#### DATA

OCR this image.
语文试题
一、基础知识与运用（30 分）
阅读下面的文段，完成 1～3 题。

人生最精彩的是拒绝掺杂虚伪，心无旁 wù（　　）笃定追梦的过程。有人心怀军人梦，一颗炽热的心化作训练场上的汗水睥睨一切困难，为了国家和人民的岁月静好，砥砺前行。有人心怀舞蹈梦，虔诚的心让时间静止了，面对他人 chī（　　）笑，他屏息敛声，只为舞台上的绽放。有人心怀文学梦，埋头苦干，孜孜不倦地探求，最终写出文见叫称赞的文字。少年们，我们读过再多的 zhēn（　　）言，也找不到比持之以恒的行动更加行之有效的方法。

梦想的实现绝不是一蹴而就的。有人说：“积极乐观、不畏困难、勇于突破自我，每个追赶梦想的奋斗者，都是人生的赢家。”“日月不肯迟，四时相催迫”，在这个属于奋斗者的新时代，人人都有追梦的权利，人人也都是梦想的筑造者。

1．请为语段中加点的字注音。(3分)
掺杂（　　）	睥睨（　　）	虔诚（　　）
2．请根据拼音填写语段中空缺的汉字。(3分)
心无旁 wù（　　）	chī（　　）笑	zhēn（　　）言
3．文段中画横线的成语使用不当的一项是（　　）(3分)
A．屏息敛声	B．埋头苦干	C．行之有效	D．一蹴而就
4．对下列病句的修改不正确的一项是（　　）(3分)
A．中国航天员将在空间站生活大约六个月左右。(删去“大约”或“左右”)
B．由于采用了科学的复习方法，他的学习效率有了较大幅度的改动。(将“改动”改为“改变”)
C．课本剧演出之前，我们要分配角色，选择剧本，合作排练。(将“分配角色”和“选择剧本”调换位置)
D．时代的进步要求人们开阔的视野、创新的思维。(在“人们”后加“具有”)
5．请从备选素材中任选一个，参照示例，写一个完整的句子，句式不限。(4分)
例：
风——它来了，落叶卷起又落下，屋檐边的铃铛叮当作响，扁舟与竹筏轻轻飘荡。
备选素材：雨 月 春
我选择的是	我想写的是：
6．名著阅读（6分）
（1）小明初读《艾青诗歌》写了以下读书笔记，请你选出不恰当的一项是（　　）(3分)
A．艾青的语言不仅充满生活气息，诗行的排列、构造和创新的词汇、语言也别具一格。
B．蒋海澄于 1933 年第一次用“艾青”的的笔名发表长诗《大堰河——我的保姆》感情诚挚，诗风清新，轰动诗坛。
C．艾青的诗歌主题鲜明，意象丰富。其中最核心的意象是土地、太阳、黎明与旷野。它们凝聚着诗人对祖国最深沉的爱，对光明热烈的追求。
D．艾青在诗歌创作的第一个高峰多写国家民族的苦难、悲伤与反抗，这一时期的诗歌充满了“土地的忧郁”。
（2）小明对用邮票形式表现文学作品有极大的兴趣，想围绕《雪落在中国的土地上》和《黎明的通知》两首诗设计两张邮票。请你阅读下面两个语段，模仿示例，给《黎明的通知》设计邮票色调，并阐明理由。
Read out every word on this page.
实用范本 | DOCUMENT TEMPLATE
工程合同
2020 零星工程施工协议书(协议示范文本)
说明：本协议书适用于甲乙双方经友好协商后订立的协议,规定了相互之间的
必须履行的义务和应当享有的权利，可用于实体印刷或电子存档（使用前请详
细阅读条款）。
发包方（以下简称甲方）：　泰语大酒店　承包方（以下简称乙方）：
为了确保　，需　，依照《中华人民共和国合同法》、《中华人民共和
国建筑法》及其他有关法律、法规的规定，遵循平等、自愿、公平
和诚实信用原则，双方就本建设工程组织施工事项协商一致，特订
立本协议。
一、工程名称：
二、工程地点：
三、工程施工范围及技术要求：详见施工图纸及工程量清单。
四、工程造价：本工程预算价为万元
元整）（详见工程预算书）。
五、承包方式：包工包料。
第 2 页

#### REQUIREMENT
Go through the data and return every record exactly.

#### TASK RESPONSE
OCR this image.
语文试题
一、基础知识与运用（30 分）
阅读下面的文段，完成 1～3 题。

人生最精彩的是拒绝掺杂虚伪，心无旁 wù（　　）笃定追梦的过程。有人心怀军人梦，一颗炽热的心化作训练场上的汗水睥睨一切困难，为了国家和人民的岁月静好，砥砺前行。有人心怀舞蹈梦，虔诚的心让时间静止了，面对他人 chī（　　）笑，他屏息敛声，只为舞台上的绽放。有人心怀文学梦，埋头苦干，孜孜不倦地探求，最终写出文见叫称赞的文字。少年们，我们读过再多的 zhēn（　　）言，也找不到比持之以恒的行动更加行之有效的方法。

梦想的实现绝不是一蹴而就的。有人说：“积极乐观、不畏困难、勇于突破自我，每个追赶梦想的奋斗者，都是人生的赢家。”“日月不肯迟，四时相催迫”，在这个属于奋斗者的新时代，人人都有追梦的权利，人人也都是梦想的筑造者。

1．请为语段中加点的字注音。(3分)
掺杂（　　）	睥睨（　　）	虔诚（　　）
2．请根据拼音填写语段中空缺的汉字。(3分)
心无旁 wù（　　）	chī（　　）笑	zhēn（　　）言
3．文段中画横线的成语使用不当的一项是（　　）(3分)
A．屏息敛声	B．埋头苦干	C．行之有效	D．一蹴而就
4．对下列病句的修改不正确的一项是（　　）(3分)
A．中国航天员将在空间站生活大约六个月左右。(删去“大约”或“左右”)
B．由于采用了科学的复习方法，他的学习效率有了较大幅度的改动。(将“改动”改为“改变”)
C．课本剧演出之前，我们要分配角色，选择剧本，合作排练。(将“分配角色”和“选择剧本”调换位置)
D．时代的进步要求人们开阔的视野、创新的思维。(在“人们”后加“具有”)
5．请从备选素材中任选一个，参照示例，写一个完整的句子，句式不限。(4分)
例：
风——它来了，落叶卷起又落下，屋檐边的铃铛叮当作响，扁舟与竹筏轻轻飘荡。
备选素材：雨 月 春
我选择的是	我想写的是：
6．名著阅读（6分）
（1）小明初读《艾青诗歌》写了以下读书笔记，请你选出不恰当的一项是（　　）(3分)
A．艾青的语言不仅充满生活气息，诗行的排列、构造和创新的词汇、语言也别具一格。
B．蒋海澄于 1933 年第一次用“艾青”的的笔名发表长诗《大堰河——我的保姆》感情诚挚，诗风清新，轰动诗坛。
C．艾青的诗歌主题鲜明，意象丰富。其中最核心的意象是土地、太阳、黎明与旷野。它们凝聚着诗人对祖国最深沉的爱，对光明热烈的追求。
D．艾青在诗歌创作的第一个高峰多写国家民族的苦难、悲伤与反抗，这一时期的诗歌充满了“土地的忧郁”。
（2）小明对用邮票形式表现文学作品有极大的兴趣，想围绕《雪落在中国的土地上》和《黎明的通知》两首诗设计两张邮票。请你阅读下面两个语段，模仿示例，给《黎明的通知》设计邮票色调，并阐明理由。
Read out every word on this page.
实用范本 | DOCUMENT TEMPLATE
工程合同
2020 零星工程施工协议书(协议示范文本)
说明：本协议书适用于甲乙双方经友好协商后订立的协议,规定了相互之间的
必须履行的义务和应当享有的权利，可用于实体印刷或电子存档（使用前请详
细阅读条款）。
发包方（以下简称甲方）：　泰语大酒店　承包方（以下简称乙方）：
为了确保　，需　，依照《中华人民共和国合同法》、《中华人民共和
国建筑法》及其他有关法律、法规的规定，遵循平等、自愿、公平
和诚实信用原则，双方就本建设工程组织施工事项协商一致，特订
立本协议。
一、工程名称：
二、工程地点：
三、工程施工范围及技术要求：详见施工图纸及工程量清单。
四、工程造价：本工程预算价为万元
元整）（详见工程预算书）。
五、承包方式：包工包料。
第 2 页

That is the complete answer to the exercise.